§ Aim:
All material below is to be reproduced exactly.

* START Data to use *

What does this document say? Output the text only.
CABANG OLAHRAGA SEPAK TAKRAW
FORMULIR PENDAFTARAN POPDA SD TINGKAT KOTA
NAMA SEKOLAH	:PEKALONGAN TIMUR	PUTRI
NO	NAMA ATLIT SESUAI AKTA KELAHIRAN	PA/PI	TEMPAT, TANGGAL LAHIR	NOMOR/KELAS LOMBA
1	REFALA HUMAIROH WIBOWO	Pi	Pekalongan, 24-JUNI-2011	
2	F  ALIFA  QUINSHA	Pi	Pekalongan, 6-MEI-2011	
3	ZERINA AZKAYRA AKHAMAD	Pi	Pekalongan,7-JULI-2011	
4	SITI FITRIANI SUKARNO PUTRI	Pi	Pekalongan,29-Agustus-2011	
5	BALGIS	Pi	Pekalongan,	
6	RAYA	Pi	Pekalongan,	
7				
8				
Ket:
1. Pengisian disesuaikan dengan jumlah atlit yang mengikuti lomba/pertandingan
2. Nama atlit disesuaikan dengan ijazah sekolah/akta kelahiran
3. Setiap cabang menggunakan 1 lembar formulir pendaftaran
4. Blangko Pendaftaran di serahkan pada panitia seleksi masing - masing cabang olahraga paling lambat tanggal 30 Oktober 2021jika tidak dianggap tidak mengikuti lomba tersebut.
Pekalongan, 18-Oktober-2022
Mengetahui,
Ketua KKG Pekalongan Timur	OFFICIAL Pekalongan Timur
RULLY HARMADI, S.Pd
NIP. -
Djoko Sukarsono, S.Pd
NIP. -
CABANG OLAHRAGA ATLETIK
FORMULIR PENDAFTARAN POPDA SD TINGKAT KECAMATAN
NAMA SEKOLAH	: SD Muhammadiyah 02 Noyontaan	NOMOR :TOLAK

* END Data to use *

§ Solution to this problem:
What does this document say? Output the text only.
CABANG OLAHRAGA SEPAK TAKRAW
FORMULIR PENDAFTARAN POPDA SD TINGKAT KOTA
NAMA SEKOLAH	:PEKALONGAN TIMUR	PUTRI
NO	NAMA ATLIT SESUAI AKTA KELAHIRAN	PA/PI	TEMPAT, TANGGAL LAHIR	NOMOR/KELAS LOMBA
1	REFALA HUMAIROH WIBOWO	Pi	Pekalongan, 24-JUNI-2011	
2	F  ALIFA  QUINSHA	Pi	Pekalongan, 6-MEI-2011	
3	ZERINA AZKAYRA AKHAMAD	Pi	Pekalongan,7-JULI-2011	
4	SITI FITRIANI SUKARNO PUTRI	Pi	Pekalongan,29-Agustus-2011	
5	BALGIS	Pi	Pekalongan,	
6	RAYA	Pi	Pekalongan,	
7				
8				
Ket:
1. Pengisian disesuaikan dengan jumlah atlit yang mengikuti lomba/pertandingan
2. Nama atlit disesuaikan dengan ijazah sekolah/akta kelahiran
3. Setiap cabang menggunakan 1 lembar formulir pendaftaran
4. Blangko Pendaftaran di serahkan pada panitia seleksi masing - masing cabang olahraga paling lambat tanggal 30 Oktober 2021jika tidak dianggap tidak mengikuti lomba tersebut.
Pekalongan, 18-Oktober-2022
Mengetahui,
Ketua KKG Pekalongan Timur	OFFICIAL Pekalongan Timur
RULLY HARMADI, S.Pd
NIP. -
Djoko Sukarsono, S.Pd
NIP. -
CABANG OLAHRAGA ATLETIK
FORMULIR PENDAFTARAN POPDA SD TINGKAT KECAMATAN
NAMA SEKOLAH	: SD Muhammadiyah 02 Noyontaan	NOMOR :TOLAK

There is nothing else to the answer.